:: REQUEST ::
Copy out every line that contains "link".

:: LISTING ::
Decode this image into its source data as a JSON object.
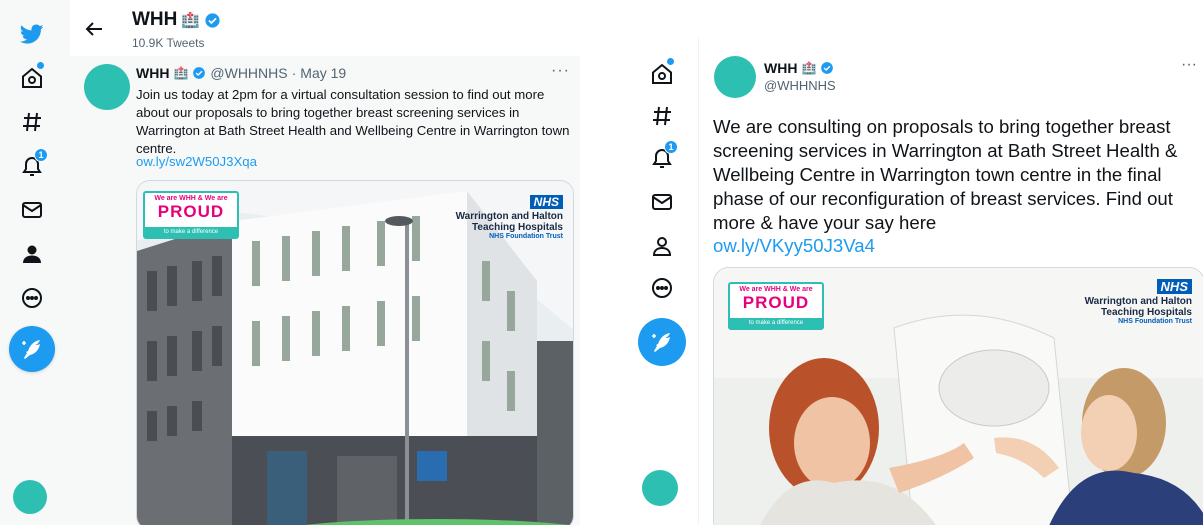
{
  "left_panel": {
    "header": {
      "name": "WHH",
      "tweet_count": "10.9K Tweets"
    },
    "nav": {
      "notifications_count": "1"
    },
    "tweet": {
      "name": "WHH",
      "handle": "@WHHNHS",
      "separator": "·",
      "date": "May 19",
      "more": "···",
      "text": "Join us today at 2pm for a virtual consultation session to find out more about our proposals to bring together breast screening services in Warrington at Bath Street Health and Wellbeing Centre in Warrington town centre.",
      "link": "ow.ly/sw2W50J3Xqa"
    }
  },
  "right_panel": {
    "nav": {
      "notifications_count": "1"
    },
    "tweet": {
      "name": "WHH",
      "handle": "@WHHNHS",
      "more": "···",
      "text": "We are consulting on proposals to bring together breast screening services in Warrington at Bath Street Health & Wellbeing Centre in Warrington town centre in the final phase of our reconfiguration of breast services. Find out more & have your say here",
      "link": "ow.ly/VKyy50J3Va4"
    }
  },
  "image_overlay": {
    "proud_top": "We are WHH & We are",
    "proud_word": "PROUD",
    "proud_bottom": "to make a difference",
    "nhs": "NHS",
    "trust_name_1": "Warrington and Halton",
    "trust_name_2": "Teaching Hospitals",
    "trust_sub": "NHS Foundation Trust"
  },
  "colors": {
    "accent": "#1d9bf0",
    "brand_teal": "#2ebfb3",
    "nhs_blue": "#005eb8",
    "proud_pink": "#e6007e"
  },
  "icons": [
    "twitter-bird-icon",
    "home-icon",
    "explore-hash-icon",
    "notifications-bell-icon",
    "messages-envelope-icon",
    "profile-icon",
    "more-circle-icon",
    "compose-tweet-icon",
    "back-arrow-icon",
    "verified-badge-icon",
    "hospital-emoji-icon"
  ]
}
---
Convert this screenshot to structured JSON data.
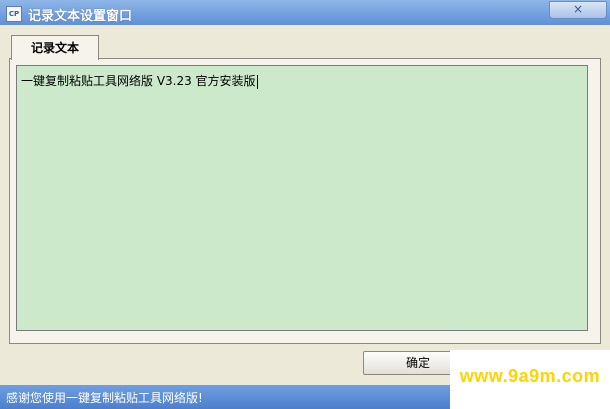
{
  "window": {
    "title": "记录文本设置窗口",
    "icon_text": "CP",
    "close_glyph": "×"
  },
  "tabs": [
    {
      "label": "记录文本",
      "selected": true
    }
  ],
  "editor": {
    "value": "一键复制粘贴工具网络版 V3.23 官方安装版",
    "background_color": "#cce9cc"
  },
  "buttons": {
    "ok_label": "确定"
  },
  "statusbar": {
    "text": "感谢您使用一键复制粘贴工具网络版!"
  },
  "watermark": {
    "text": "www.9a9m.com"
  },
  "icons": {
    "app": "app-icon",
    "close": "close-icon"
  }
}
--
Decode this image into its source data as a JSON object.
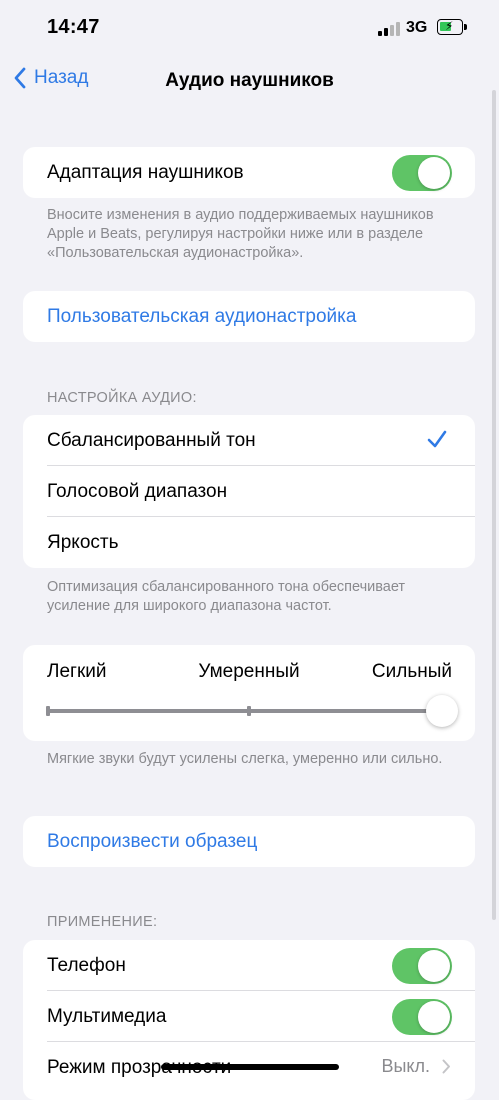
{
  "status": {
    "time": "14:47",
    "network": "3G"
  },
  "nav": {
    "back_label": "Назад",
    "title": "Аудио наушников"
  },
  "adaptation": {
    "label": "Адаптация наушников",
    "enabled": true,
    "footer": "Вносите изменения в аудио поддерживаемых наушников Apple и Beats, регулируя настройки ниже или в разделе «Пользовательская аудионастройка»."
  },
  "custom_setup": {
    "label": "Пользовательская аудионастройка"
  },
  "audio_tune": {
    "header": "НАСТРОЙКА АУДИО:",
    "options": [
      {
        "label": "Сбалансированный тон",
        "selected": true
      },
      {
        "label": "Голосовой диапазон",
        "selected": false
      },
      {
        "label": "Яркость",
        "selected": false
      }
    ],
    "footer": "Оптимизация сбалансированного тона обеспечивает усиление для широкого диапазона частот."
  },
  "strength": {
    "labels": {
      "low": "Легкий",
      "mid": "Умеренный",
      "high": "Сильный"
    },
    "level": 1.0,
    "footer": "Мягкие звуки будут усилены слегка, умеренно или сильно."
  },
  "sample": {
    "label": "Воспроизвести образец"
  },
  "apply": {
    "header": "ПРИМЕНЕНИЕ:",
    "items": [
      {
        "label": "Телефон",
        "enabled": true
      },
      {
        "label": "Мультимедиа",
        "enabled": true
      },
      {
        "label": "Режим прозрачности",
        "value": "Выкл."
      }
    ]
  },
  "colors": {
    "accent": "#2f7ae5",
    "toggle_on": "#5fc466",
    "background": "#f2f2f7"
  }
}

:: FULL OUTPUT ::
      "link": "ow.ly/sw2W50J3Xqa"
      "link": "ow.ly/VKyy50J3Va4"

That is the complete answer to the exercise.